[Supplied information start]

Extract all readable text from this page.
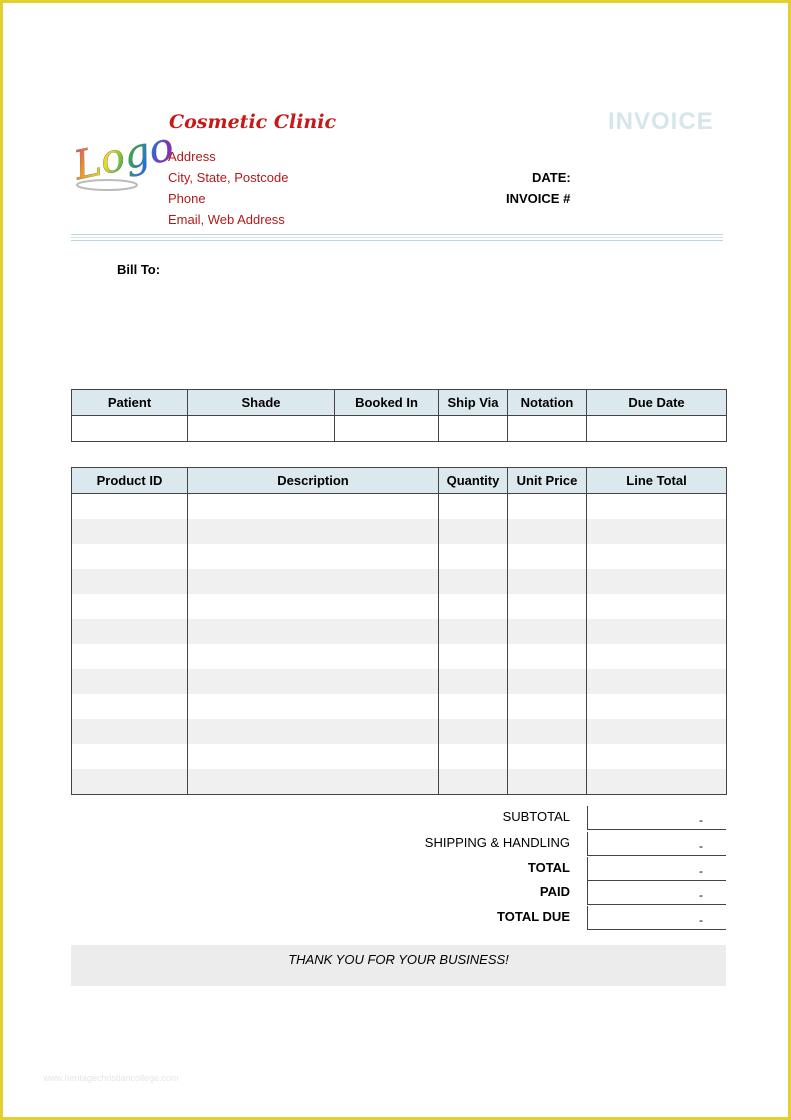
Logo
Cosmetic Clinic
Address
City, State, Postcode
Phone
Email, Web Address
INVOICE
DATE:
INVOICE #
Bill To:
Patient	Shade	Booked In	Ship Via	Notation	Due Date

Product ID	Description	Quantity	Unit Price	Line Total

SUBTOTAL	-
SHIPPING & HANDLING	-
TOTAL	-
PAID	-
TOTAL DUE	-
THANK YOU FOR YOUR BUSINESS!
www.heritagechristiancollege.com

[Supplied information end]

*What is required*.
Skip the pictures and transcribe the rest of the records exactly.

*Exercise answer*.
Extract all readable text from this page.
Logo
Cosmetic Clinic
Address
City, State, Postcode
Phone
Email, Web Address
INVOICE
DATE:
INVOICE #
Bill To:
Patient	Shade	Booked In	Ship Via	Notation	Due Date

Product ID	Description	Quantity	Unit Price	Line Total

SUBTOTAL	-
SHIPPING & HANDLING	-
TOTAL	-
PAID	-
TOTAL DUE	-
THANK YOU FOR YOUR BUSINESS!
www.heritagechristiancollege.com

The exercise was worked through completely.